• _Input rows_
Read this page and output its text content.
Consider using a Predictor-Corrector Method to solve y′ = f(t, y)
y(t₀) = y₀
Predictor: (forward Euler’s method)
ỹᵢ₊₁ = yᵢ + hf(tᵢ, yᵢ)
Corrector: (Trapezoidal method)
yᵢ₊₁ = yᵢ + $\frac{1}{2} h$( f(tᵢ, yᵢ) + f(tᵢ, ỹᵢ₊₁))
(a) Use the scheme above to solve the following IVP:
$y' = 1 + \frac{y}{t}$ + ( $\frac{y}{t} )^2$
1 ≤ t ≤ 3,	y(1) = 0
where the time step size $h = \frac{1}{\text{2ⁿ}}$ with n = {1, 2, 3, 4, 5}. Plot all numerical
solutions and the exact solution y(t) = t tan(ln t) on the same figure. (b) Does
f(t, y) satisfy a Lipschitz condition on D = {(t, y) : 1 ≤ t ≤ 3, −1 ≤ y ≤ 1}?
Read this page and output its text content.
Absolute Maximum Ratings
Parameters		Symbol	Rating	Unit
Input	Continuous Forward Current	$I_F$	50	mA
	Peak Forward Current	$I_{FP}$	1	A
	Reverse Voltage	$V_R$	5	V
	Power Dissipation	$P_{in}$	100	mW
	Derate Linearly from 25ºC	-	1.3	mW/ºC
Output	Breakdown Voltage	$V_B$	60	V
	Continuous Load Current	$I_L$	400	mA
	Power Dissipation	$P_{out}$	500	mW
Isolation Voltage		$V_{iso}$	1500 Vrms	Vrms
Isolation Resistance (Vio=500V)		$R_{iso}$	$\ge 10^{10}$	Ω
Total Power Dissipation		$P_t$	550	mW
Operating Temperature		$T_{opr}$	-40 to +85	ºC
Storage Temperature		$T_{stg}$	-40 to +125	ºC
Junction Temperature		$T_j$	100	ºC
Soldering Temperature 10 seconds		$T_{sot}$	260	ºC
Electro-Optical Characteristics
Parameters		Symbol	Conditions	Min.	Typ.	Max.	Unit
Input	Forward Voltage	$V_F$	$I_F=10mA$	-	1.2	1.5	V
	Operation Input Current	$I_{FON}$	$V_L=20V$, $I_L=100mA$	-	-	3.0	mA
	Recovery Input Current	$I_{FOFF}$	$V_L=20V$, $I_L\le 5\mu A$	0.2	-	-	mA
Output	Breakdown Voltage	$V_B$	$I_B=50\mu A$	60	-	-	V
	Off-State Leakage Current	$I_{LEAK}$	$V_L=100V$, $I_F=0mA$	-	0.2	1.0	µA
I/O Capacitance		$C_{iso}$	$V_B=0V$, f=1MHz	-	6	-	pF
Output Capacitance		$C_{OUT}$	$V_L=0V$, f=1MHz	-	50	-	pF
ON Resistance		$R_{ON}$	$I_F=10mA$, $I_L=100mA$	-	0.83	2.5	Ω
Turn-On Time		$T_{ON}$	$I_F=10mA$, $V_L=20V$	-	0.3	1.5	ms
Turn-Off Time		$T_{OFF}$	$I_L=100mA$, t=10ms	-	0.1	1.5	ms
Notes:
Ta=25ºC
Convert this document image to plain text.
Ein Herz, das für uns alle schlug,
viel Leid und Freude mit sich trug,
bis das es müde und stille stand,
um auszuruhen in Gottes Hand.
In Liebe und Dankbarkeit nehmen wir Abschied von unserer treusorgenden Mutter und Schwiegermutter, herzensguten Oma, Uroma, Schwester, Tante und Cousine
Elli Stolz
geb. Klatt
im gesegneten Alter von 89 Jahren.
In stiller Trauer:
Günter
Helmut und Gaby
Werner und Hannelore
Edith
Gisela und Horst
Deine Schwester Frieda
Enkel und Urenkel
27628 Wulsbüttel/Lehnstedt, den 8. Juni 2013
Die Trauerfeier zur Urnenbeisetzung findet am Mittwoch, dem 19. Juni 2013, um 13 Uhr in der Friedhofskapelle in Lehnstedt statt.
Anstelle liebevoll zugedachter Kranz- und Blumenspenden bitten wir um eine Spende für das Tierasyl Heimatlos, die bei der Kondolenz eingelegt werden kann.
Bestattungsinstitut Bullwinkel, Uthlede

• _Task directions_
Write an exact transcription of every entry above.

• _Result of the task_
Read this page and output its text content.
Consider using a Predictor-Corrector Method to solve y′ = f(t, y)
y(t₀) = y₀
Predictor: (forward Euler’s method)
ỹᵢ₊₁ = yᵢ + hf(tᵢ, yᵢ)
Corrector: (Trapezoidal method)
yᵢ₊₁ = yᵢ + $\frac{1}{2} h$( f(tᵢ, yᵢ) + f(tᵢ, ỹᵢ₊₁))
(a) Use the scheme above to solve the following IVP:
$y' = 1 + \frac{y}{t}$ + ( $\frac{y}{t} )^2$
1 ≤ t ≤ 3,	y(1) = 0
where the time step size $h = \frac{1}{\text{2ⁿ}}$ with n = {1, 2, 3, 4, 5}. Plot all numerical
solutions and the exact solution y(t) = t tan(ln t) on the same figure. (b) Does
f(t, y) satisfy a Lipschitz condition on D = {(t, y) : 1 ≤ t ≤ 3, −1 ≤ y ≤ 1}?
Read this page and output its text content.
Absolute Maximum Ratings
Parameters		Symbol	Rating	Unit
Input	Continuous Forward Current	$I_F$	50	mA
	Peak Forward Current	$I_{FP}$	1	A
	Reverse Voltage	$V_R$	5	V
	Power Dissipation	$P_{in}$	100	mW
	Derate Linearly from 25ºC	-	1.3	mW/ºC
Output	Breakdown Voltage	$V_B$	60	V
	Continuous Load Current	$I_L$	400	mA
	Power Dissipation	$P_{out}$	500	mW
Isolation Voltage		$V_{iso}$	1500 Vrms	Vrms
Isolation Resistance (Vio=500V)		$R_{iso}$	$\ge 10^{10}$	Ω
Total Power Dissipation		$P_t$	550	mW
Operating Temperature		$T_{opr}$	-40 to +85	ºC
Storage Temperature		$T_{stg}$	-40 to +125	ºC
Junction Temperature		$T_j$	100	ºC
Soldering Temperature 10 seconds		$T_{sot}$	260	ºC
Electro-Optical Characteristics
Parameters		Symbol	Conditions	Min.	Typ.	Max.	Unit
Input	Forward Voltage	$V_F$	$I_F=10mA$	-	1.2	1.5	V
	Operation Input Current	$I_{FON}$	$V_L=20V$, $I_L=100mA$	-	-	3.0	mA
	Recovery Input Current	$I_{FOFF}$	$V_L=20V$, $I_L\le 5\mu A$	0.2	-	-	mA
Output	Breakdown Voltage	$V_B$	$I_B=50\mu A$	60	-	-	V
	Off-State Leakage Current	$I_{LEAK}$	$V_L=100V$, $I_F=0mA$	-	0.2	1.0	µA
I/O Capacitance		$C_{iso}$	$V_B=0V$, f=1MHz	-	6	-	pF
Output Capacitance		$C_{OUT}$	$V_L=0V$, f=1MHz	-	50	-	pF
ON Resistance		$R_{ON}$	$I_F=10mA$, $I_L=100mA$	-	0.83	2.5	Ω
Turn-On Time		$T_{ON}$	$I_F=10mA$, $V_L=20V$	-	0.3	1.5	ms
Turn-Off Time		$T_{OFF}$	$I_L=100mA$, t=10ms	-	0.1	1.5	ms
Notes:
Ta=25ºC
Convert this document image to plain text.
Ein Herz, das für uns alle schlug,
viel Leid und Freude mit sich trug,
bis das es müde und stille stand,
um auszuruhen in Gottes Hand.
In Liebe und Dankbarkeit nehmen wir Abschied von unserer treusorgenden Mutter und Schwiegermutter, herzensguten Oma, Uroma, Schwester, Tante und Cousine
Elli Stolz
geb. Klatt
im gesegneten Alter von 89 Jahren.
In stiller Trauer:
Günter
Helmut und Gaby
Werner und Hannelore
Edith
Gisela und Horst
Deine Schwester Frieda
Enkel und Urenkel
27628 Wulsbüttel/Lehnstedt, den 8. Juni 2013
Die Trauerfeier zur Urnenbeisetzung findet am Mittwoch, dem 19. Juni 2013, um 13 Uhr in der Friedhofskapelle in Lehnstedt statt.
Anstelle liebevoll zugedachter Kranz- und Blumenspenden bitten wir um eine Spende für das Tierasyl Heimatlos, die bei der Kondolenz eingelegt werden kann.
Bestattungsinstitut Bullwinkel, Uthlede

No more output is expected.